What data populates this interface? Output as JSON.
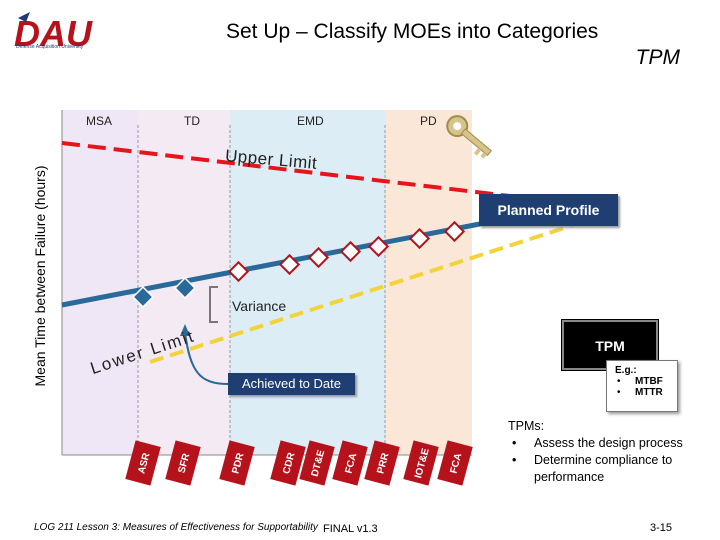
{
  "header": {
    "logo_text": "DAU",
    "logo_subtitle": "Defense Acquisition University",
    "title": "Set Up – Classify MOEs into Categories",
    "subtitle": "TPM"
  },
  "diagram": {
    "y_axis_label": "Mean Time between Failure (hours)",
    "phases": [
      "MSA",
      "TD",
      "EMD",
      "PD"
    ],
    "upper_limit_label": "Upper Limit",
    "lower_limit_label": "Lower Limit",
    "planned_profile_label": "Planned Profile",
    "variance_label": "Variance",
    "achieved_label": "Achieved to Date",
    "milestones": [
      "ASR",
      "SFR",
      "PDR",
      "CDR",
      "DT&E",
      "FCA",
      "PRR",
      "IOT&E",
      "FCA"
    ],
    "colors": {
      "planned_line": "#2a6a9a",
      "upper_limit": "#e8141c",
      "lower_limit": "#f2d43a",
      "callout_box": "#1f3f73",
      "milestone": "#b5121b",
      "phase_msa": "#efe7f6",
      "phase_td": "#f4eaf3",
      "phase_emd": "#dcedf5",
      "phase_pd": "#fae7d8"
    }
  },
  "tpm_box": {
    "label": "TPM",
    "eg_heading": "E.g.:",
    "eg_items": [
      "MTBF",
      "MTTR"
    ]
  },
  "tpms_note": {
    "heading": "TPMs:",
    "items": [
      "Assess the design process",
      "Determine compliance to performance"
    ]
  },
  "footer": {
    "course": "LOG 211 Lesson 3: Measures of Effectiveness for Supportability",
    "version": "FINAL v1.3",
    "page": "3-15"
  }
}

• WRITTEN PROBLEM: Quote every line word for word and keep the images out of the copy.

• EXERCISE RESULT:
What data populates this interface? Output as JSON.
{
  "header": {
    "logo_text": "DAU",
    "logo_subtitle": "Defense Acquisition University",
    "title": "Set Up – Classify MOEs into Categories",
    "subtitle": "TPM"
  },
  "diagram": {
    "y_axis_label": "Mean Time between Failure (hours)",
    "phases": [
      "MSA",
      "TD",
      "EMD",
      "PD"
    ],
    "upper_limit_label": "Upper Limit",
    "lower_limit_label": "Lower Limit",
    "planned_profile_label": "Planned Profile",
    "variance_label": "Variance",
    "achieved_label": "Achieved to Date",
    "milestones": [
      "ASR",
      "SFR",
      "PDR",
      "CDR",
      "DT&E",
      "FCA",
      "PRR",
      "IOT&E",
      "FCA"
    ],
    "colors": {
      "planned_line": "#2a6a9a",
      "upper_limit": "#e8141c",
      "lower_limit": "#f2d43a",
      "callout_box": "#1f3f73",
      "milestone": "#b5121b",
      "phase_msa": "#efe7f6",
      "phase_td": "#f4eaf3",
      "phase_emd": "#dcedf5",
      "phase_pd": "#fae7d8"
    }
  },
  "tpm_box": {
    "label": "TPM",
    "eg_heading": "E.g.:",
    "eg_items": [
      "MTBF",
      "MTTR"
    ]
  },
  "tpms_note": {
    "heading": "TPMs:",
    "items": [
      "Assess the design process",
      "Determine compliance to performance"
    ]
  },
  "footer": {
    "course": "LOG 211 Lesson 3: Measures of Effectiveness for Supportability",
    "version": "FINAL v1.3",
    "page": "3-15"
  }
}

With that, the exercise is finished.